INSTRUCTION
Type out every line below exactly as it reads.

** START OF PROVIDED MATERIAL **

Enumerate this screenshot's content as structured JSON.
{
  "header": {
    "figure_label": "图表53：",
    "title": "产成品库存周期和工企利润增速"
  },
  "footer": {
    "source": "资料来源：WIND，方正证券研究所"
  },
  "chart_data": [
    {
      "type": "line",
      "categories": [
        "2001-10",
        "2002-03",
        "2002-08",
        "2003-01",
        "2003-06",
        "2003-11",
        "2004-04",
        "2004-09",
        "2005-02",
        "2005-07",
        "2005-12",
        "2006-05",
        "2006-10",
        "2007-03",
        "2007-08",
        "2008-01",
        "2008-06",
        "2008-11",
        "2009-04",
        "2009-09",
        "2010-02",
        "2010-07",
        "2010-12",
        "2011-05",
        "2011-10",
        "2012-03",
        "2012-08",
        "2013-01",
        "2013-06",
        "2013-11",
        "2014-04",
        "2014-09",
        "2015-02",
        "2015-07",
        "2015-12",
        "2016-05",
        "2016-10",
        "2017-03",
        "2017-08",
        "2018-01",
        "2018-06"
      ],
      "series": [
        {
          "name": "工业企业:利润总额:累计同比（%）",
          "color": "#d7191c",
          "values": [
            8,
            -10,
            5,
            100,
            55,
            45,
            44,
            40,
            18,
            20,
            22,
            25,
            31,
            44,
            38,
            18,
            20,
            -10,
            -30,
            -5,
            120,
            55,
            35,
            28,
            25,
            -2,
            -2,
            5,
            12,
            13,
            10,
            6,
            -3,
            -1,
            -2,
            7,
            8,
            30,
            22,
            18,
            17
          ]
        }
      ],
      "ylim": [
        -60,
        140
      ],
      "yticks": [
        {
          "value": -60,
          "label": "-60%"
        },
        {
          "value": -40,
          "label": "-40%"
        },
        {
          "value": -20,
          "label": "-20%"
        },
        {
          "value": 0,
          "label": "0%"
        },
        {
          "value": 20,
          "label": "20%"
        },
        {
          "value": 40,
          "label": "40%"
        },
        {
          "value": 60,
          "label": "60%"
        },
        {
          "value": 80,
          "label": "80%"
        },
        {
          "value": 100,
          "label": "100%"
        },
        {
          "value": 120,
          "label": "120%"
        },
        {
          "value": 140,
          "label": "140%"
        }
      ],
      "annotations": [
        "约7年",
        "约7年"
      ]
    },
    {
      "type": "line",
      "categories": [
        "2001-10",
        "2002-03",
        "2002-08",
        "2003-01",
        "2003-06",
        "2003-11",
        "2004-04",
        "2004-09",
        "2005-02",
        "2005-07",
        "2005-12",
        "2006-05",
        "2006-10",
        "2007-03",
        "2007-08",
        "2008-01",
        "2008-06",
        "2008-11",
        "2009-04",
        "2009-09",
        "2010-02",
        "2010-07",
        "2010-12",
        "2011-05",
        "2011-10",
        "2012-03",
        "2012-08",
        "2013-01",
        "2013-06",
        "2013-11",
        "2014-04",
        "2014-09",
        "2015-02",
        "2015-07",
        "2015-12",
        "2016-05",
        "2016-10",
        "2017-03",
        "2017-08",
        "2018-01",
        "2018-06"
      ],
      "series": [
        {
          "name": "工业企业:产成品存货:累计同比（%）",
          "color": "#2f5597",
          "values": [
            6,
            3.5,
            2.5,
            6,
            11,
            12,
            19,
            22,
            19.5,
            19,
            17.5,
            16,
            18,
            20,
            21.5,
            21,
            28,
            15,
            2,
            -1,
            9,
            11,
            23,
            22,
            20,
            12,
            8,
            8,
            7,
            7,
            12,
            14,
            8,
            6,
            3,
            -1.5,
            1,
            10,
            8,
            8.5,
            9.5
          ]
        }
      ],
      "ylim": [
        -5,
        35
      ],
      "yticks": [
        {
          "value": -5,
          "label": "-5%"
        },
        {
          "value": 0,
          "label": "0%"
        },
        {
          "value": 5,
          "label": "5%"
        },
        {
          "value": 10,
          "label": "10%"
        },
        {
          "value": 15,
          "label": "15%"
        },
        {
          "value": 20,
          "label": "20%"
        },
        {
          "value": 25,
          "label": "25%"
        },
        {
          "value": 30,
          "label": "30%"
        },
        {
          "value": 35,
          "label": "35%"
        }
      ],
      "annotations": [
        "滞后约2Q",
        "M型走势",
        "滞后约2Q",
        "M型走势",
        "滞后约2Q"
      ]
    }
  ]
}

** END OF PROVIDED MATERIAL **

RESULT
Enumerate this screenshot's content as structured JSON.
{
  "header": {
    "figure_label": "图表53：",
    "title": "产成品库存周期和工企利润增速"
  },
  "footer": {
    "source": "资料来源：WIND，方正证券研究所"
  },
  "chart_data": [
    {
      "type": "line",
      "categories": [
        "2001-10",
        "2002-03",
        "2002-08",
        "2003-01",
        "2003-06",
        "2003-11",
        "2004-04",
        "2004-09",
        "2005-02",
        "2005-07",
        "2005-12",
        "2006-05",
        "2006-10",
        "2007-03",
        "2007-08",
        "2008-01",
        "2008-06",
        "2008-11",
        "2009-04",
        "2009-09",
        "2010-02",
        "2010-07",
        "2010-12",
        "2011-05",
        "2011-10",
        "2012-03",
        "2012-08",
        "2013-01",
        "2013-06",
        "2013-11",
        "2014-04",
        "2014-09",
        "2015-02",
        "2015-07",
        "2015-12",
        "2016-05",
        "2016-10",
        "2017-03",
        "2017-08",
        "2018-01",
        "2018-06"
      ],
      "series": [
        {
          "name": "工业企业:利润总额:累计同比（%）",
          "color": "#d7191c",
          "values": [
            8,
            -10,
            5,
            100,
            55,
            45,
            44,
            40,
            18,
            20,
            22,
            25,
            31,
            44,
            38,
            18,
            20,
            -10,
            -30,
            -5,
            120,
            55,
            35,
            28,
            25,
            -2,
            -2,
            5,
            12,
            13,
            10,
            6,
            -3,
            -1,
            -2,
            7,
            8,
            30,
            22,
            18,
            17
          ]
        }
      ],
      "ylim": [
        -60,
        140
      ],
      "yticks": [
        {
          "value": -60,
          "label": "-60%"
        },
        {
          "value": -40,
          "label": "-40%"
        },
        {
          "value": -20,
          "label": "-20%"
        },
        {
          "value": 0,
          "label": "0%"
        },
        {
          "value": 20,
          "label": "20%"
        },
        {
          "value": 40,
          "label": "40%"
        },
        {
          "value": 60,
          "label": "60%"
        },
        {
          "value": 80,
          "label": "80%"
        },
        {
          "value": 100,
          "label": "100%"
        },
        {
          "value": 120,
          "label": "120%"
        },
        {
          "value": 140,
          "label": "140%"
        }
      ],
      "annotations": [
        "约7年",
        "约7年"
      ]
    },
    {
      "type": "line",
      "categories": [
        "2001-10",
        "2002-03",
        "2002-08",
        "2003-01",
        "2003-06",
        "2003-11",
        "2004-04",
        "2004-09",
        "2005-02",
        "2005-07",
        "2005-12",
        "2006-05",
        "2006-10",
        "2007-03",
        "2007-08",
        "2008-01",
        "2008-06",
        "2008-11",
        "2009-04",
        "2009-09",
        "2010-02",
        "2010-07",
        "2010-12",
        "2011-05",
        "2011-10",
        "2012-03",
        "2012-08",
        "2013-01",
        "2013-06",
        "2013-11",
        "2014-04",
        "2014-09",
        "2015-02",
        "2015-07",
        "2015-12",
        "2016-05",
        "2016-10",
        "2017-03",
        "2017-08",
        "2018-01",
        "2018-06"
      ],
      "series": [
        {
          "name": "工业企业:产成品存货:累计同比（%）",
          "color": "#2f5597",
          "values": [
            6,
            3.5,
            2.5,
            6,
            11,
            12,
            19,
            22,
            19.5,
            19,
            17.5,
            16,
            18,
            20,
            21.5,
            21,
            28,
            15,
            2,
            -1,
            9,
            11,
            23,
            22,
            20,
            12,
            8,
            8,
            7,
            7,
            12,
            14,
            8,
            6,
            3,
            -1.5,
            1,
            10,
            8,
            8.5,
            9.5
          ]
        }
      ],
      "ylim": [
        -5,
        35
      ],
      "yticks": [
        {
          "value": -5,
          "label": "-5%"
        },
        {
          "value": 0,
          "label": "0%"
        },
        {
          "value": 5,
          "label": "5%"
        },
        {
          "value": 10,
          "label": "10%"
        },
        {
          "value": 15,
          "label": "15%"
        },
        {
          "value": 20,
          "label": "20%"
        },
        {
          "value": 25,
          "label": "25%"
        },
        {
          "value": 30,
          "label": "30%"
        },
        {
          "value": 35,
          "label": "35%"
        }
      ],
      "annotations": [
        "滞后约2Q",
        "M型走势",
        "滞后约2Q",
        "M型走势",
        "滞后约2Q"
      ]
    }
  ]
}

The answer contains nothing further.